Repeat each line word for word.

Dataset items
========
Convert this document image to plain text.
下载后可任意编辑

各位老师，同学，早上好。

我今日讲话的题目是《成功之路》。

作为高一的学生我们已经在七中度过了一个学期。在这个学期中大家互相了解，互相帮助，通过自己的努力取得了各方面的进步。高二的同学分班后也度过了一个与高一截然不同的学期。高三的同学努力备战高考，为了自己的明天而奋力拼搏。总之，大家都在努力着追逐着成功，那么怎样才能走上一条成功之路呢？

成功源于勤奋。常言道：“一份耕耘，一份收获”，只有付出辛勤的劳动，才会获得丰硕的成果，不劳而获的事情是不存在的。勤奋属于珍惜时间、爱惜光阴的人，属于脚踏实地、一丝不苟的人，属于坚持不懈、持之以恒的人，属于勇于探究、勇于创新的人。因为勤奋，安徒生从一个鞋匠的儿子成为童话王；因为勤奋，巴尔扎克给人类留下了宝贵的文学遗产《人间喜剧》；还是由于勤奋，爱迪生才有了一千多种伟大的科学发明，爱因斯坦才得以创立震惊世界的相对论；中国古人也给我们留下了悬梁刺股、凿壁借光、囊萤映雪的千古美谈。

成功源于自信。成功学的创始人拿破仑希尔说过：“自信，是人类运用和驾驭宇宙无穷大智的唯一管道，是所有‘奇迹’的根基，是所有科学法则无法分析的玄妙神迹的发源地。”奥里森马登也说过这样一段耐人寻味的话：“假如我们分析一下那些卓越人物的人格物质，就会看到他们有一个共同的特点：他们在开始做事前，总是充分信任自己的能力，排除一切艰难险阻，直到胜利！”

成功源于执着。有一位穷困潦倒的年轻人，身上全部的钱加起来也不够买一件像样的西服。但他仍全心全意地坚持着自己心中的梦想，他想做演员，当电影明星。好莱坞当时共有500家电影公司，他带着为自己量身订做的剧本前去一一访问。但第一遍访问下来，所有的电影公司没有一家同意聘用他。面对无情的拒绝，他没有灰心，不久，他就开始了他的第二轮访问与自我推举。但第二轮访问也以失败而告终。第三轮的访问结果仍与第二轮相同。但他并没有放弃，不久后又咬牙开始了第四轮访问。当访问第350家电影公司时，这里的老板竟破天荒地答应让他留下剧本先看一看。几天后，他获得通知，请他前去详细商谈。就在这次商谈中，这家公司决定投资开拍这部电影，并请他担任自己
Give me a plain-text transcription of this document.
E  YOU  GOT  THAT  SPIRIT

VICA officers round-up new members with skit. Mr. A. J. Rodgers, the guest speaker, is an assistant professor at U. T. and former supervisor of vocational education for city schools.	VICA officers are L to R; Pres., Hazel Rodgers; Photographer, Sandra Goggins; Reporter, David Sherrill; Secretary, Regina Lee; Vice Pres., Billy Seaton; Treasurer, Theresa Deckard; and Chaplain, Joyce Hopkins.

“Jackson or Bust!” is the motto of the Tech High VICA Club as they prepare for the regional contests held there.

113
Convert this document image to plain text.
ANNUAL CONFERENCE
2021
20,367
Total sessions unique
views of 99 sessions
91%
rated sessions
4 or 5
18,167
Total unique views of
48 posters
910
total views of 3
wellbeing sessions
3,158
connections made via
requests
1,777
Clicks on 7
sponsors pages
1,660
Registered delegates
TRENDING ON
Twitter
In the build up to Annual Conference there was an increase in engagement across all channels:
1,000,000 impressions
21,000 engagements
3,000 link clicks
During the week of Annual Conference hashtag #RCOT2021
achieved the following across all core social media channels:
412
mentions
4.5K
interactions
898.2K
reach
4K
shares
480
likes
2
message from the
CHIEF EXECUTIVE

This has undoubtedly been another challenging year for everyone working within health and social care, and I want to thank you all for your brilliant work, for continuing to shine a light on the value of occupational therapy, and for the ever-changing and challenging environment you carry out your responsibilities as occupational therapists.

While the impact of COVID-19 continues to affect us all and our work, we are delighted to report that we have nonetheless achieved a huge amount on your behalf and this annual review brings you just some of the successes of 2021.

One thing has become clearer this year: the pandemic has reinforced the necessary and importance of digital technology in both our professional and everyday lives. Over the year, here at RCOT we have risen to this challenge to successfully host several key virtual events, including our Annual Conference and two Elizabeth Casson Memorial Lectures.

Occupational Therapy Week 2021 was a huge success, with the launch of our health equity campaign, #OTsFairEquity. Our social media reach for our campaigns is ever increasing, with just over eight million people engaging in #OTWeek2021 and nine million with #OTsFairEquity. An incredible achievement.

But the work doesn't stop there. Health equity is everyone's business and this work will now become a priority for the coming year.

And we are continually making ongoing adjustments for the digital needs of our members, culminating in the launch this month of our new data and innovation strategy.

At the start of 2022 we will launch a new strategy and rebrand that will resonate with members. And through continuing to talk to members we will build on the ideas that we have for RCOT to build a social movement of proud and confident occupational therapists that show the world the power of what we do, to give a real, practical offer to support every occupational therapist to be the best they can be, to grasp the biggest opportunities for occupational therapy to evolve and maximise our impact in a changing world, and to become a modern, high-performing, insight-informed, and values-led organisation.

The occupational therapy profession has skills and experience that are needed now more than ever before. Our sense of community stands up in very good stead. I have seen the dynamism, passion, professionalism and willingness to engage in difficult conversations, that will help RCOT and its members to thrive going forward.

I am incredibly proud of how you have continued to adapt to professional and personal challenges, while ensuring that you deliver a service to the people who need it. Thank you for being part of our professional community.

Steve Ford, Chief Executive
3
========
### REPLY TO THE TASK
Convert this document image to plain text.
下载后可任意编辑

各位老师，同学，早上好。

我今日讲话的题目是《成功之路》。

作为高一的学生我们已经在七中度过了一个学期。在这个学期中大家互相了解，互相帮助，通过自己的努力取得了各方面的进步。高二的同学分班后也度过了一个与高一截然不同的学期。高三的同学努力备战高考，为了自己的明天而奋力拼搏。总之，大家都在努力着追逐着成功，那么怎样才能走上一条成功之路呢？

成功源于勤奋。常言道：“一份耕耘，一份收获”，只有付出辛勤的劳动，才会获得丰硕的成果，不劳而获的事情是不存在的。勤奋属于珍惜时间、爱惜光阴的人，属于脚踏实地、一丝不苟的人，属于坚持不懈、持之以恒的人，属于勇于探究、勇于创新的人。因为勤奋，安徒生从一个鞋匠的儿子成为童话王；因为勤奋，巴尔扎克给人类留下了宝贵的文学遗产《人间喜剧》；还是由于勤奋，爱迪生才有了一千多种伟大的科学发明，爱因斯坦才得以创立震惊世界的相对论；中国古人也给我们留下了悬梁刺股、凿壁借光、囊萤映雪的千古美谈。

成功源于自信。成功学的创始人拿破仑希尔说过：“自信，是人类运用和驾驭宇宙无穷大智的唯一管道，是所有‘奇迹’的根基，是所有科学法则无法分析的玄妙神迹的发源地。”奥里森马登也说过这样一段耐人寻味的话：“假如我们分析一下那些卓越人物的人格物质，就会看到他们有一个共同的特点：他们在开始做事前，总是充分信任自己的能力，排除一切艰难险阻，直到胜利！”

成功源于执着。有一位穷困潦倒的年轻人，身上全部的钱加起来也不够买一件像样的西服。但他仍全心全意地坚持着自己心中的梦想，他想做演员，当电影明星。好莱坞当时共有500家电影公司，他带着为自己量身订做的剧本前去一一访问。但第一遍访问下来，所有的电影公司没有一家同意聘用他。面对无情的拒绝，他没有灰心，不久，他就开始了他的第二轮访问与自我推举。但第二轮访问也以失败而告终。第三轮的访问结果仍与第二轮相同。但他并没有放弃，不久后又咬牙开始了第四轮访问。当访问第350家电影公司时，这里的老板竟破天荒地答应让他留下剧本先看一看。几天后，他获得通知，请他前去详细商谈。就在这次商谈中，这家公司决定投资开拍这部电影，并请他担任自己
Give me a plain-text transcription of this document.
E  YOU  GOT  THAT  SPIRIT

VICA officers round-up new members with skit. Mr. A. J. Rodgers, the guest speaker, is an assistant professor at U. T. and former supervisor of vocational education for city schools.	VICA officers are L to R; Pres., Hazel Rodgers; Photographer, Sandra Goggins; Reporter, David Sherrill; Secretary, Regina Lee; Vice Pres., Billy Seaton; Treasurer, Theresa Deckard; and Chaplain, Joyce Hopkins.

“Jackson or Bust!” is the motto of the Tech High VICA Club as they prepare for the regional contests held there.

113
Convert this document image to plain text.
ANNUAL CONFERENCE
2021
20,367
Total sessions unique
views of 99 sessions
91%
rated sessions
4 or 5
18,167
Total unique views of
48 posters
910
total views of 3
wellbeing sessions
3,158
connections made via
requests
1,777
Clicks on 7
sponsors pages
1,660
Registered delegates
TRENDING ON
Twitter
In the build up to Annual Conference there was an increase in engagement across all channels:
1,000,000 impressions
21,000 engagements
3,000 link clicks
During the week of Annual Conference hashtag #RCOT2021
achieved the following across all core social media channels:
412
mentions
4.5K
interactions
898.2K
reach
4K
shares
480
likes
2
message from the
CHIEF EXECUTIVE

This has undoubtedly been another challenging year for everyone working within health and social care, and I want to thank you all for your brilliant work, for continuing to shine a light on the value of occupational therapy, and for the ever-changing and challenging environment you carry out your responsibilities as occupational therapists.

While the impact of COVID-19 continues to affect us all and our work, we are delighted to report that we have nonetheless achieved a huge amount on your behalf and this annual review brings you just some of the successes of 2021.

One thing has become clearer this year: the pandemic has reinforced the necessary and importance of digital technology in both our professional and everyday lives. Over the year, here at RCOT we have risen to this challenge to successfully host several key virtual events, including our Annual Conference and two Elizabeth Casson Memorial Lectures.

Occupational Therapy Week 2021 was a huge success, with the launch of our health equity campaign, #OTsFairEquity. Our social media reach for our campaigns is ever increasing, with just over eight million people engaging in #OTWeek2021 and nine million with #OTsFairEquity. An incredible achievement.

But the work doesn't stop there. Health equity is everyone's business and this work will now become a priority for the coming year.

And we are continually making ongoing adjustments for the digital needs of our members, culminating in the launch this month of our new data and innovation strategy.

At the start of 2022 we will launch a new strategy and rebrand that will resonate with members. And through continuing to talk to members we will build on the ideas that we have for RCOT to build a social movement of proud and confident occupational therapists that show the world the power of what we do, to give a real, practical offer to support every occupational therapist to be the best they can be, to grasp the biggest opportunities for occupational therapy to evolve and maximise our impact in a changing world, and to become a modern, high-performing, insight-informed, and values-led organisation.

The occupational therapy profession has skills and experience that are needed now more than ever before. Our sense of community stands up in very good stead. I have seen the dynamism, passion, professionalism and willingness to engage in difficult conversations, that will help RCOT and its members to thrive going forward.

I am incredibly proud of how you have continued to adapt to professional and personal challenges, while ensuring that you deliver a service to the people who need it. Thank you for being part of our professional community.

Steve Ford, Chief Executive
3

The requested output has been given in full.